Task ▸
Can you print every record below exactly as written?

Dataset ▸

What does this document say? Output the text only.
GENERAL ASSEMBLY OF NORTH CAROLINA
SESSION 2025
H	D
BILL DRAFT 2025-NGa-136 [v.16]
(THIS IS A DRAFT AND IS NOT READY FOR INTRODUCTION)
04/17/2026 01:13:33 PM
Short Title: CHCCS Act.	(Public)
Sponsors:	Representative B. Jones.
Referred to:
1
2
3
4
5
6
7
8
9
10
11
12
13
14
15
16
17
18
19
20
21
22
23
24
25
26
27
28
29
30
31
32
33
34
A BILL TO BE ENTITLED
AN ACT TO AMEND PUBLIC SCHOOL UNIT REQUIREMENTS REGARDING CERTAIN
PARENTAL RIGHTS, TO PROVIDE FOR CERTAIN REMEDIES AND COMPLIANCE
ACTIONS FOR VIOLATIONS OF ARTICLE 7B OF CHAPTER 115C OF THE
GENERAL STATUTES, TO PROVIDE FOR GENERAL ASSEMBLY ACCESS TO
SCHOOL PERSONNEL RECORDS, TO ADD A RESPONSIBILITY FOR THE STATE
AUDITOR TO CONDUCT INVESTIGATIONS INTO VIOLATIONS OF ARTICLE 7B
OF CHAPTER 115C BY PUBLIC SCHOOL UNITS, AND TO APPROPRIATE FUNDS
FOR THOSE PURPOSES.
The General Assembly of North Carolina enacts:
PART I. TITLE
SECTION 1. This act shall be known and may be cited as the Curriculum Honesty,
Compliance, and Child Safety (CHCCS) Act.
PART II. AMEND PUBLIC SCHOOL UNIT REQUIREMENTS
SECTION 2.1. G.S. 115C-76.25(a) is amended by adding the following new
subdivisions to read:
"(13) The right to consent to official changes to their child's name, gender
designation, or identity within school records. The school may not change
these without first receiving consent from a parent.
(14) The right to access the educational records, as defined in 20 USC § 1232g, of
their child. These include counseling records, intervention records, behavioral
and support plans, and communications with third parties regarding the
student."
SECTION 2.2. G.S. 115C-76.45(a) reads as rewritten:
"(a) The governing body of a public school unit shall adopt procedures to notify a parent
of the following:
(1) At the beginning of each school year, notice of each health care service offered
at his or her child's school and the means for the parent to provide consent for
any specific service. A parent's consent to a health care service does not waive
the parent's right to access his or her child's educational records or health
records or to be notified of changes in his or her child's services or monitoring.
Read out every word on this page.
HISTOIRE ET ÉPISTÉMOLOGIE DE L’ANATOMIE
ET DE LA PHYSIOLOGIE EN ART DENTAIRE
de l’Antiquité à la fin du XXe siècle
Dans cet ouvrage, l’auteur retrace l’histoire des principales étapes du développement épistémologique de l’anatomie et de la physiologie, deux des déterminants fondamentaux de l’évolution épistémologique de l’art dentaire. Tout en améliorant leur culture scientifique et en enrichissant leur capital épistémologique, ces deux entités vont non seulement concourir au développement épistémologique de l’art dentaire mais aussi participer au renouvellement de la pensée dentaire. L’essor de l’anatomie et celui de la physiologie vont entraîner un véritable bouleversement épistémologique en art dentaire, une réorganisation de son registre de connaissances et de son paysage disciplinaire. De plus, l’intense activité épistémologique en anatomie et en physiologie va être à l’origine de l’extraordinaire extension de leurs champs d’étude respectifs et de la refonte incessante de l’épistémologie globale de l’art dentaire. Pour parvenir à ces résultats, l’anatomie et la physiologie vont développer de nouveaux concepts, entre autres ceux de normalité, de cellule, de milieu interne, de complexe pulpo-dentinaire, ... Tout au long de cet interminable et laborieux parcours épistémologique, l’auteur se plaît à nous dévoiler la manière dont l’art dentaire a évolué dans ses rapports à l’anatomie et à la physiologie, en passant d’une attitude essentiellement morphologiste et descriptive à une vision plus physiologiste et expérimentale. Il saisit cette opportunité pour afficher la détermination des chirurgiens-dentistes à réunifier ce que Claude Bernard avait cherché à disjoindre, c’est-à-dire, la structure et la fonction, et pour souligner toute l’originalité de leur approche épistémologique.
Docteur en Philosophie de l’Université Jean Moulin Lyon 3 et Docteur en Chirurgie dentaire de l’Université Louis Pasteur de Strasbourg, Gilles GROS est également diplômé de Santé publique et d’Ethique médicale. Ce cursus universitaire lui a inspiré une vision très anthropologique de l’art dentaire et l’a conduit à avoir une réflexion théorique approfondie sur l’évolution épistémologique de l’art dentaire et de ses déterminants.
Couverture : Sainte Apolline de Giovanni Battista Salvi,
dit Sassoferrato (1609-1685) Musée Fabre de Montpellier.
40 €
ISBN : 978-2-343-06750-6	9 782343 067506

Answer below ▸
What does this document say? Output the text only.
GENERAL ASSEMBLY OF NORTH CAROLINA
SESSION 2025
H	D
BILL DRAFT 2025-NGa-136 [v.16]
(THIS IS A DRAFT AND IS NOT READY FOR INTRODUCTION)
04/17/2026 01:13:33 PM
Short Title: CHCCS Act.	(Public)
Sponsors:	Representative B. Jones.
Referred to:
1
2
3
4
5
6
7
8
9
10
11
12
13
14
15
16
17
18
19
20
21
22
23
24
25
26
27
28
29
30
31
32
33
34
A BILL TO BE ENTITLED
AN ACT TO AMEND PUBLIC SCHOOL UNIT REQUIREMENTS REGARDING CERTAIN
PARENTAL RIGHTS, TO PROVIDE FOR CERTAIN REMEDIES AND COMPLIANCE
ACTIONS FOR VIOLATIONS OF ARTICLE 7B OF CHAPTER 115C OF THE
GENERAL STATUTES, TO PROVIDE FOR GENERAL ASSEMBLY ACCESS TO
SCHOOL PERSONNEL RECORDS, TO ADD A RESPONSIBILITY FOR THE STATE
AUDITOR TO CONDUCT INVESTIGATIONS INTO VIOLATIONS OF ARTICLE 7B
OF CHAPTER 115C BY PUBLIC SCHOOL UNITS, AND TO APPROPRIATE FUNDS
FOR THOSE PURPOSES.
The General Assembly of North Carolina enacts:
PART I. TITLE
SECTION 1. This act shall be known and may be cited as the Curriculum Honesty,
Compliance, and Child Safety (CHCCS) Act.
PART II. AMEND PUBLIC SCHOOL UNIT REQUIREMENTS
SECTION 2.1. G.S. 115C-76.25(a) is amended by adding the following new
subdivisions to read:
"(13) The right to consent to official changes to their child's name, gender
designation, or identity within school records. The school may not change
these without first receiving consent from a parent.
(14) The right to access the educational records, as defined in 20 USC § 1232g, of
their child. These include counseling records, intervention records, behavioral
and support plans, and communications with third parties regarding the
student."
SECTION 2.2. G.S. 115C-76.45(a) reads as rewritten:
"(a) The governing body of a public school unit shall adopt procedures to notify a parent
of the following:
(1) At the beginning of each school year, notice of each health care service offered
at his or her child's school and the means for the parent to provide consent for
any specific service. A parent's consent to a health care service does not waive
the parent's right to access his or her child's educational records or health
records or to be notified of changes in his or her child's services or monitoring.
Read out every word on this page.
HISTOIRE ET ÉPISTÉMOLOGIE DE L’ANATOMIE
ET DE LA PHYSIOLOGIE EN ART DENTAIRE
de l’Antiquité à la fin du XXe siècle
Dans cet ouvrage, l’auteur retrace l’histoire des principales étapes du développement épistémologique de l’anatomie et de la physiologie, deux des déterminants fondamentaux de l’évolution épistémologique de l’art dentaire. Tout en améliorant leur culture scientifique et en enrichissant leur capital épistémologique, ces deux entités vont non seulement concourir au développement épistémologique de l’art dentaire mais aussi participer au renouvellement de la pensée dentaire. L’essor de l’anatomie et celui de la physiologie vont entraîner un véritable bouleversement épistémologique en art dentaire, une réorganisation de son registre de connaissances et de son paysage disciplinaire. De plus, l’intense activité épistémologique en anatomie et en physiologie va être à l’origine de l’extraordinaire extension de leurs champs d’étude respectifs et de la refonte incessante de l’épistémologie globale de l’art dentaire. Pour parvenir à ces résultats, l’anatomie et la physiologie vont développer de nouveaux concepts, entre autres ceux de normalité, de cellule, de milieu interne, de complexe pulpo-dentinaire, ... Tout au long de cet interminable et laborieux parcours épistémologique, l’auteur se plaît à nous dévoiler la manière dont l’art dentaire a évolué dans ses rapports à l’anatomie et à la physiologie, en passant d’une attitude essentiellement morphologiste et descriptive à une vision plus physiologiste et expérimentale. Il saisit cette opportunité pour afficher la détermination des chirurgiens-dentistes à réunifier ce que Claude Bernard avait cherché à disjoindre, c’est-à-dire, la structure et la fonction, et pour souligner toute l’originalité de leur approche épistémologique.
Docteur en Philosophie de l’Université Jean Moulin Lyon 3 et Docteur en Chirurgie dentaire de l’Université Louis Pasteur de Strasbourg, Gilles GROS est également diplômé de Santé publique et d’Ethique médicale. Ce cursus universitaire lui a inspiré une vision très anthropologique de l’art dentaire et l’a conduit à avoir une réflexion théorique approfondie sur l’évolution épistémologique de l’art dentaire et de ses déterminants.
Couverture : Sainte Apolline de Giovanni Battista Salvi,
dit Sassoferrato (1609-1685) Musée Fabre de Montpellier.
40 €
ISBN : 978-2-343-06750-6	9 782343 067506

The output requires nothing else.